**Task to carry out**
Filter the entries and keep only the lines where the string "Windows" appears.

━━━━━ Stored records ━━━━━

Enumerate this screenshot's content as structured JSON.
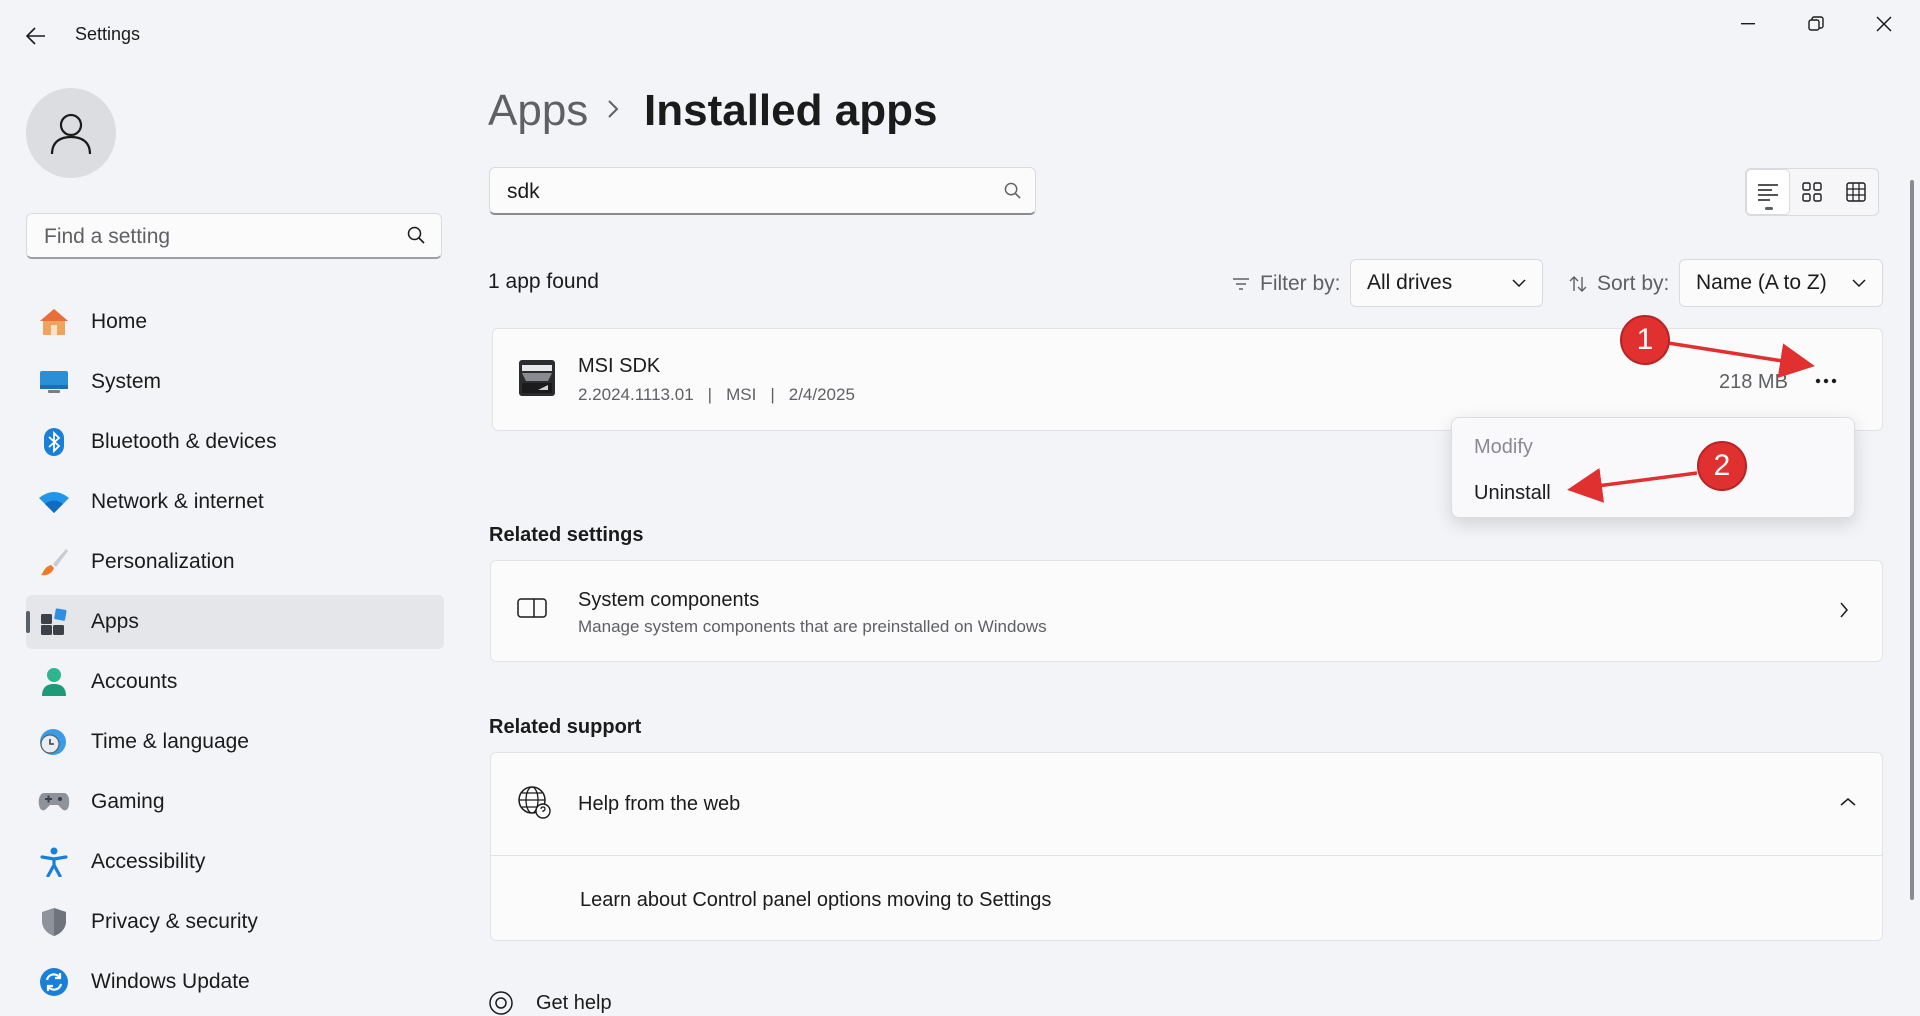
{
  "window": {
    "title": "Settings",
    "controls": [
      "minimize-icon",
      "restore-icon",
      "close-icon"
    ]
  },
  "sidebar": {
    "search_placeholder": "Find a setting",
    "items": [
      {
        "label": "Home",
        "icon": "home-icon"
      },
      {
        "label": "System",
        "icon": "system-icon"
      },
      {
        "label": "Bluetooth & devices",
        "icon": "bluetooth-icon"
      },
      {
        "label": "Network & internet",
        "icon": "wifi-icon"
      },
      {
        "label": "Personalization",
        "icon": "brush-icon"
      },
      {
        "label": "Apps",
        "icon": "apps-icon",
        "active": true
      },
      {
        "label": "Accounts",
        "icon": "accounts-icon"
      },
      {
        "label": "Time & language",
        "icon": "clock-globe-icon"
      },
      {
        "label": "Gaming",
        "icon": "gamepad-icon"
      },
      {
        "label": "Accessibility",
        "icon": "accessibility-icon"
      },
      {
        "label": "Privacy & security",
        "icon": "shield-icon"
      },
      {
        "label": "Windows Update",
        "icon": "update-icon"
      }
    ]
  },
  "breadcrumb": {
    "parent": "Apps",
    "current": "Installed apps"
  },
  "app_search": {
    "value": "sdk"
  },
  "results": {
    "count_text": "1 app found",
    "filter_label": "Filter by:",
    "filter_value": "All drives",
    "sort_label": "Sort by:",
    "sort_value": "Name (A to Z)"
  },
  "apps": [
    {
      "name": "MSI SDK",
      "version": "2.2024.1113.01",
      "publisher": "MSI",
      "date": "2/4/2025",
      "size": "218 MB",
      "separator": "|"
    }
  ],
  "context_menu": {
    "items": [
      {
        "label": "Modify",
        "enabled": false
      },
      {
        "label": "Uninstall",
        "enabled": true
      }
    ]
  },
  "related_settings": {
    "heading": "Related settings",
    "items": [
      {
        "title": "System components",
        "description": "Manage system components that are preinstalled on Windows"
      }
    ]
  },
  "related_support": {
    "heading": "Related support",
    "title": "Help from the web",
    "links": [
      "Learn about Control panel options moving to Settings"
    ]
  },
  "footer": {
    "get_help": "Get help"
  },
  "annotations": [
    {
      "number": "1",
      "color": "#e03030"
    },
    {
      "number": "2",
      "color": "#e03030"
    }
  ]
}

━━━━━

**Output of the exercise**
        "label": "Windows Update",
        "description": "Manage system components that are preinstalled on Windows"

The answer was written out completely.